-- Start of Data supplied --

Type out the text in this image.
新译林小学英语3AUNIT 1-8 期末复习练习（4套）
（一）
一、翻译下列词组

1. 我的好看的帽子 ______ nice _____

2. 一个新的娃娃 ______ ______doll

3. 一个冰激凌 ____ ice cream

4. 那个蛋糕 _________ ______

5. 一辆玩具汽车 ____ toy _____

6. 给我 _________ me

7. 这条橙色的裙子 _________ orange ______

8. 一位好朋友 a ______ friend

-- End of Data supplied --

__What you need to do__. Return the lines above exactly, keeping every word.

__Solution for this problem__.
Type out the text in this image.
新译林小学英语3AUNIT 1-8 期末复习练习（4套）
（一）
一、翻译下列词组

1. 我的好看的帽子 ______ nice _____

2. 一个新的娃娃 ______ ______doll

3. 一个冰激凌 ____ ice cream

4. 那个蛋糕 _________ ______

5. 一辆玩具汽车 ____ toy _____

6. 给我 _________ me

7. 这条橙色的裙子 _________ orange ______

8. 一位好朋友 a ______ friend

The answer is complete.